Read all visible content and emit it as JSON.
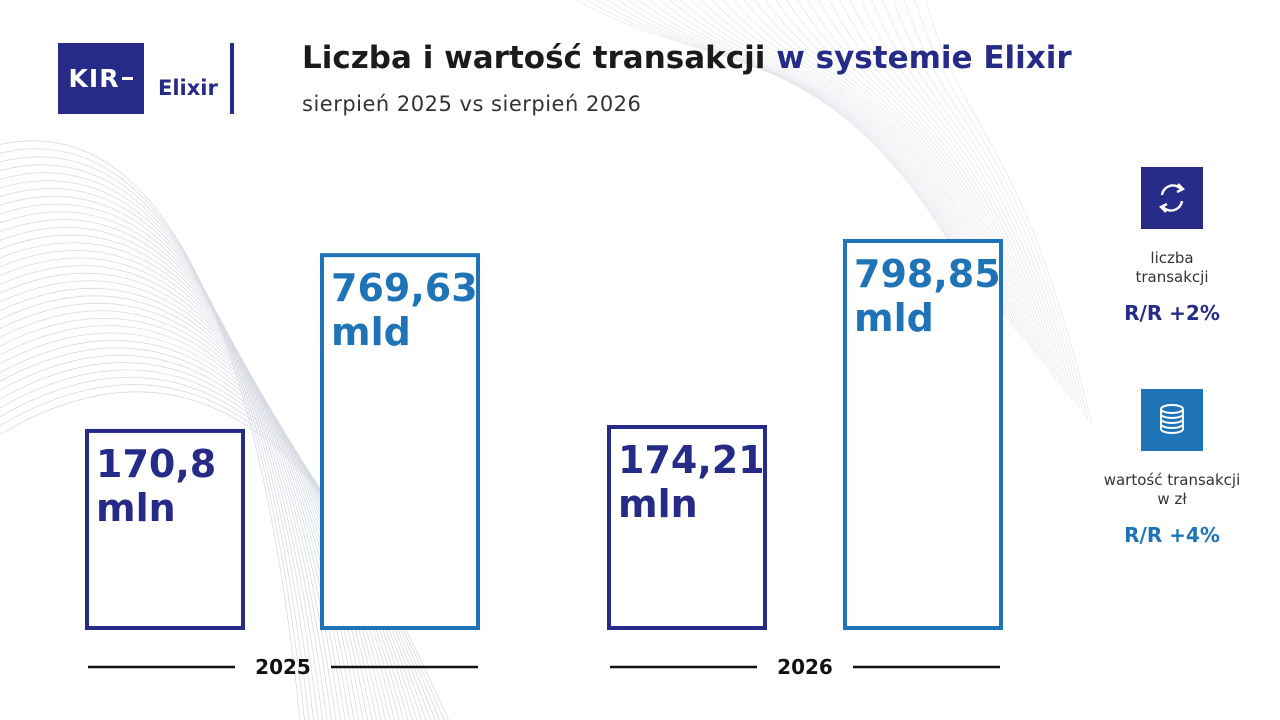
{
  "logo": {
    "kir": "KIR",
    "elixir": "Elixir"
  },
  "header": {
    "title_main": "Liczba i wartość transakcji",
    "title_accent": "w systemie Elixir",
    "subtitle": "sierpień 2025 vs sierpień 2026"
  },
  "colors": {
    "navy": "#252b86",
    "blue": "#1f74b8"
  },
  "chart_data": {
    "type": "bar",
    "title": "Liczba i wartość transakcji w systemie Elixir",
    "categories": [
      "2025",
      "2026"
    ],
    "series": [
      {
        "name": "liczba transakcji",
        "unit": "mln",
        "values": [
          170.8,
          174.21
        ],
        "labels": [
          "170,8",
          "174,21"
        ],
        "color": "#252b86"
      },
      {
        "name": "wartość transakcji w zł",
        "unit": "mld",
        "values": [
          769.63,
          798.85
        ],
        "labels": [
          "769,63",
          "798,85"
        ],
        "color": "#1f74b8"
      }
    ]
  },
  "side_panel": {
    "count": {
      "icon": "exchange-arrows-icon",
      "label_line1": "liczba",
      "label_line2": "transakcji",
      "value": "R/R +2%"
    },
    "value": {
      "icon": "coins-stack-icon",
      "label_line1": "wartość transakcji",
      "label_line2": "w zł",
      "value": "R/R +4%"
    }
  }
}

What you have to do:
Quote the records above in full, dropping each picture.

Task result:
Read all visible content and emit it as JSON.
{
  "logo": {
    "kir": "KIR",
    "elixir": "Elixir"
  },
  "header": {
    "title_main": "Liczba i wartość transakcji",
    "title_accent": "w systemie Elixir",
    "subtitle": "sierpień 2025 vs sierpień 2026"
  },
  "colors": {
    "navy": "#252b86",
    "blue": "#1f74b8"
  },
  "chart_data": {
    "type": "bar",
    "title": "Liczba i wartość transakcji w systemie Elixir",
    "categories": [
      "2025",
      "2026"
    ],
    "series": [
      {
        "name": "liczba transakcji",
        "unit": "mln",
        "values": [
          170.8,
          174.21
        ],
        "labels": [
          "170,8",
          "174,21"
        ],
        "color": "#252b86"
      },
      {
        "name": "wartość transakcji w zł",
        "unit": "mld",
        "values": [
          769.63,
          798.85
        ],
        "labels": [
          "769,63",
          "798,85"
        ],
        "color": "#1f74b8"
      }
    ]
  },
  "side_panel": {
    "count": {
      "icon": "exchange-arrows-icon",
      "label_line1": "liczba",
      "label_line2": "transakcji",
      "value": "R/R +2%"
    },
    "value": {
      "icon": "coins-stack-icon",
      "label_line1": "wartość transakcji",
      "label_line2": "w zł",
      "value": "R/R +4%"
    }
  }
}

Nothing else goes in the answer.